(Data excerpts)

** START **

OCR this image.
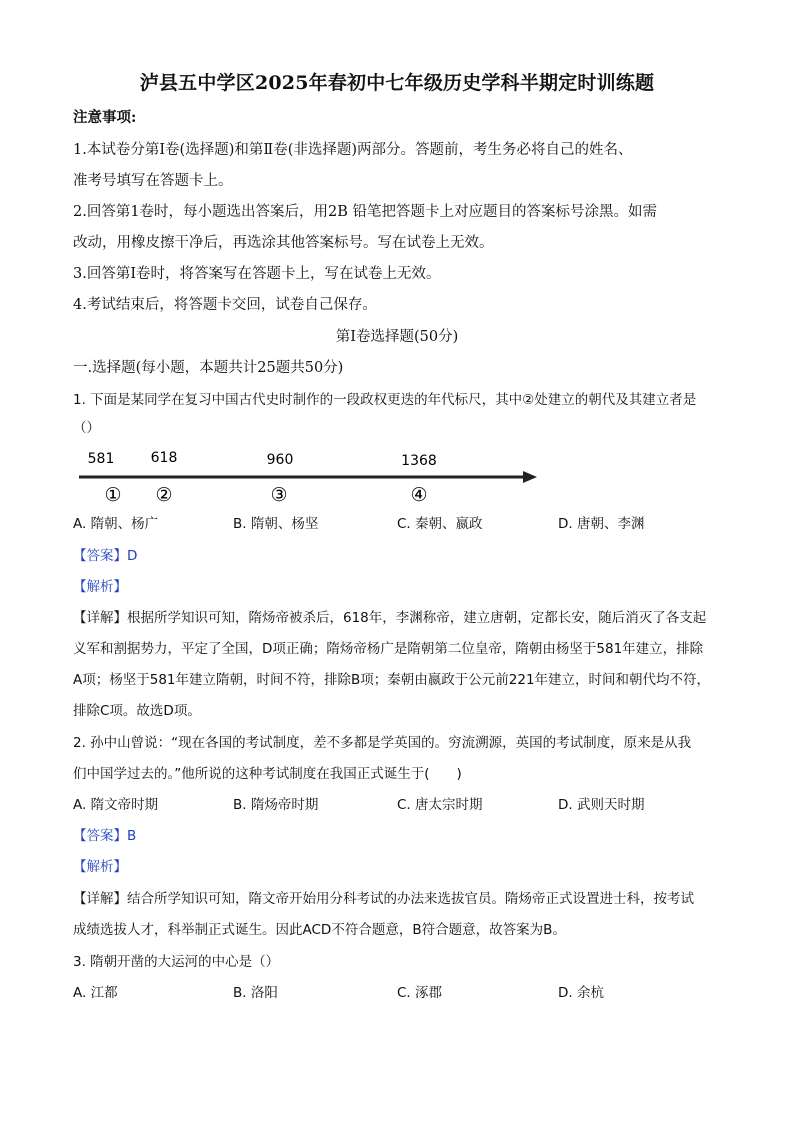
泸县五中学区2025年春初中七年级历史学科半期定时训练题
注意事项:
1.本试卷分第Ⅰ卷(选择题)和第Ⅱ卷(非选择题)两部分。答题前，考生务必将自己的姓名、
准考号填写在答题卡上。
2.回答第1卷时，每小题选出答案后，用2B 铅笔把答题卡上对应题目的答案标号涂黑。如需
改动，用橡皮擦干净后，再选涂其他答案标号。写在试卷上无效。
3.回答第Ⅰ卷时，将答案写在答题卡上，写在试卷上无效。
4.考试结束后，将答题卡交回，试卷自己保存。
第Ⅰ卷选择题(50分)
一.选择题(每小题，本题共计25题共50分)
1. 下面是某同学在复习中国古代史时制作的一段政权更迭的年代标尺，其中②处建立的朝代及其建立者是
（）
581	618	960	1368
① ②	③	④
A. 隋朝、杨广	B. 隋朝、杨坚	C. 秦朝、嬴政	D. 唐朝、李渊
【答案】D
【解析】
【详解】根据所学知识可知，隋炀帝被杀后，618年，李渊称帝，建立唐朝，定都长安，随后消灭了各支起
义军和割据势力，平定了全国，D项正确；隋炀帝杨广是隋朝第二位皇帝，隋朝由杨坚于581年建立，排除
A项；杨坚于581年建立隋朝，时间不符，排除B项；秦朝由嬴政于公元前221年建立，时间和朝代均不符，
排除C项。故选D项。
2. 孙中山曾说：“现在各国的考试制度，差不多都是学英国的。穷流溯源，英国的考试制度，原来是从我
们中国学过去的。”他所说的这种考试制度在我国正式诞生于(　　)
A. 隋文帝时期	B. 隋炀帝时期	C. 唐太宗时期	D. 武则天时期
【答案】B
【解析】
【详解】结合所学知识可知，隋文帝开始用分科考试的办法来选拔官员。隋炀帝正式设置进士科，按考试
成绩选拔人才，科举制正式诞生。因此ACD不符合题意，B符合题意，故答案为B。
3. 隋朝开凿的大运河的中心是（）
A. 江都	B. 洛阳	C. 涿郡	D. 余杭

** END **

■ What to do ■
Look through the entries above. Extract each line with the word "写在试卷上无效".

■ Written reply ■
改动，用橡皮擦干净后，再选涂其他答案标号。写在试卷上无效。
3.回答第Ⅰ卷时，将答案写在答题卡上，写在试卷上无效。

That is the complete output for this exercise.